[WHAT IS BEING ASKED]
Select all lines holding the word "value" from the entries that follow.

[DATASET ROWS]
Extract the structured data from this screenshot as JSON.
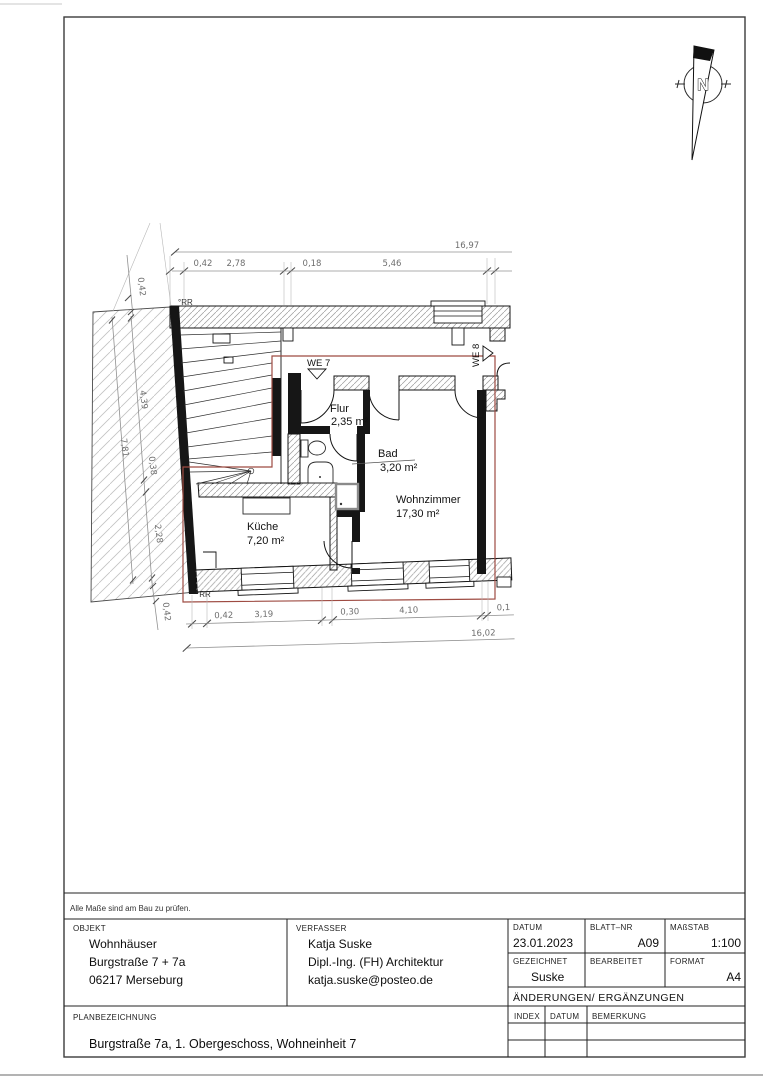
{
  "sheet": {
    "note": "Alle Maße sind am Bau zu prüfen.",
    "north_label": "N"
  },
  "plan": {
    "rooms": [
      {
        "name": "Flur",
        "area": "2,35 m²"
      },
      {
        "name": "Bad",
        "area": "3,20 m²"
      },
      {
        "name": "Wohnzimmer",
        "area": "17,30 m²"
      },
      {
        "name": "Küche",
        "area": "7,20 m²"
      }
    ],
    "units": {
      "we7": "WE 7",
      "we8": "WE 8"
    },
    "rr_top": "°RR",
    "rr_bottom": "°RR",
    "dims_top": {
      "total": "16,97",
      "seg": [
        "0,42",
        "2,78",
        "0,18",
        "5,46"
      ]
    },
    "dims_bottom": {
      "total": "16,02",
      "seg": [
        "0,42",
        "3,19",
        "0,30",
        "4,10",
        "0,1"
      ]
    },
    "dims_left": {
      "total": "7,81",
      "top": "0,42",
      "seg": [
        "4,39",
        "0,38",
        "2,28"
      ],
      "bottom": "0,42"
    }
  },
  "title_block": {
    "objekt": {
      "label": "OBJEKT",
      "lines": [
        "Wohnhäuser",
        "Burgstraße 7 + 7a",
        "06217 Merseburg"
      ]
    },
    "verfasser": {
      "label": "VERFASSER",
      "lines": [
        "Katja Suske",
        "Dipl.-Ing. (FH) Architektur",
        "katja.suske@posteo.de"
      ]
    },
    "datum": {
      "label": "DATUM",
      "value": "23.01.2023"
    },
    "blatt_nr": {
      "label": "BLATT–NR",
      "value": "A09"
    },
    "massstab": {
      "label": "MAßSTAB",
      "value": "1:100"
    },
    "gezeichnet": {
      "label": "GEZEICHNET",
      "value": "Suske"
    },
    "bearbeitet": {
      "label": "BEARBEITET",
      "value": ""
    },
    "format": {
      "label": "FORMAT",
      "value": "A4"
    },
    "aenderungen": {
      "label": "ÄNDERUNGEN/  ERGÄNZUNGEN"
    },
    "index_header": {
      "index": "INDEX",
      "datum": "DATUM",
      "bemerkung": "BEMERKUNG"
    },
    "planbezeichnung": {
      "label": "PLANBEZEICHNUNG",
      "value": "Burgstraße 7a, 1. Obergeschoss, Wohneinheit 7"
    }
  }
}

[CORRECT RESULT]
      "value": "23.01.2023"
      "value": "A09"
      "value": "1:100"
      "value": "Suske"
      "value": ""
      "value": "A4"
      "value": "Burgstraße 7a, 1. Obergeschoss, Wohneinheit 7"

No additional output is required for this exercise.